*Dataset extract*:
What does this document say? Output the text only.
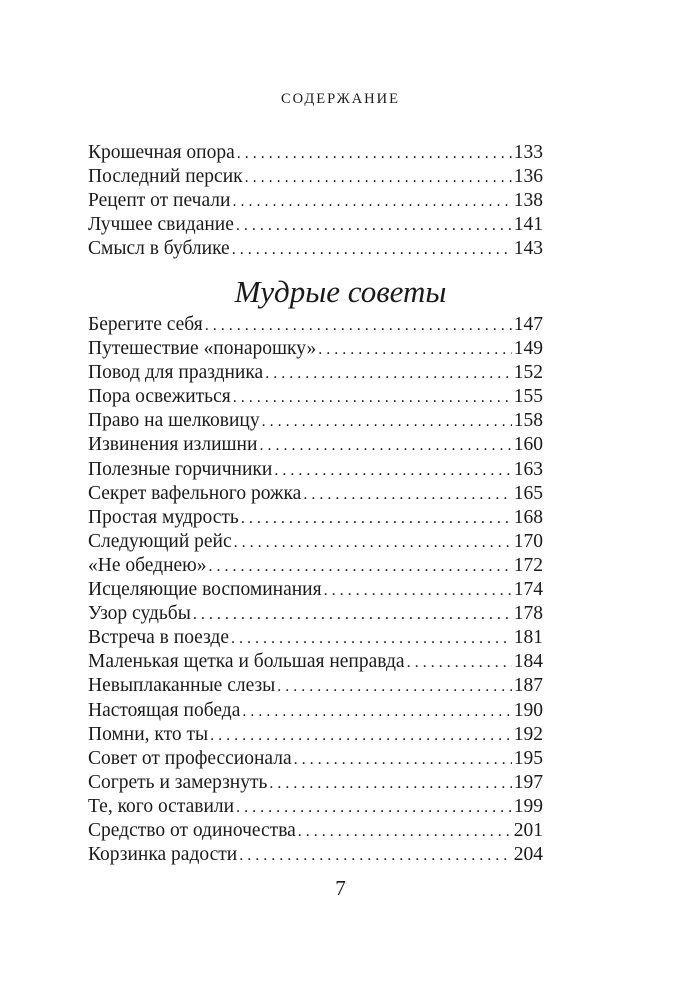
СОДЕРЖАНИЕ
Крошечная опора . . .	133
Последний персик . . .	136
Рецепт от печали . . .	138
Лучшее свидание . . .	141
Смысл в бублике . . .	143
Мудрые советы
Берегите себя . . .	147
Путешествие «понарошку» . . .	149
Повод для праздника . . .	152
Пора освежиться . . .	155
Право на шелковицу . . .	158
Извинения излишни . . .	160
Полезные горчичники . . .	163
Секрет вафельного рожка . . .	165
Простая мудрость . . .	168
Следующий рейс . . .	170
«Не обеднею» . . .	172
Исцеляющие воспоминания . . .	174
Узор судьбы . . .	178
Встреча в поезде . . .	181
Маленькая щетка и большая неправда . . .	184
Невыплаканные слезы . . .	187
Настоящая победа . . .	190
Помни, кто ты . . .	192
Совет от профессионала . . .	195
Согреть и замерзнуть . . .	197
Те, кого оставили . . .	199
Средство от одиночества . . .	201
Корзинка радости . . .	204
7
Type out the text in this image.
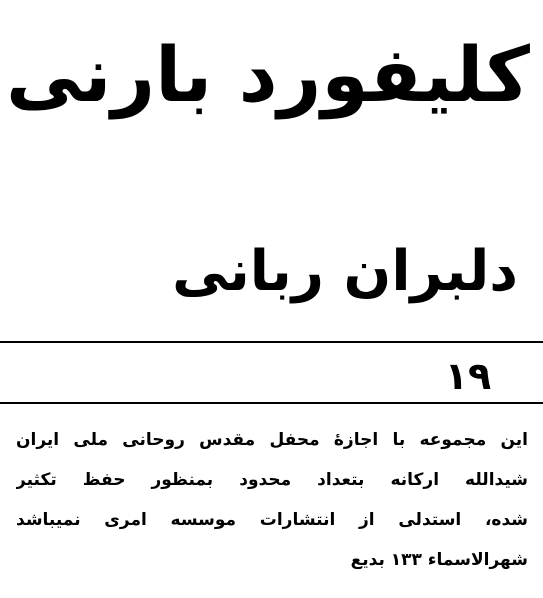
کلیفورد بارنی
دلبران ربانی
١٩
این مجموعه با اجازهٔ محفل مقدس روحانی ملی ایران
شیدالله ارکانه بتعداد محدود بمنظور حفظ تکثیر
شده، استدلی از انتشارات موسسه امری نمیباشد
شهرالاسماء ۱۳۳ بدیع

*Aim of the exercise*:
Wherever "text" shows up in a line, copy that line.

*Answer to the task*:
What does this document say? Output the text only.
Type out the text in this image.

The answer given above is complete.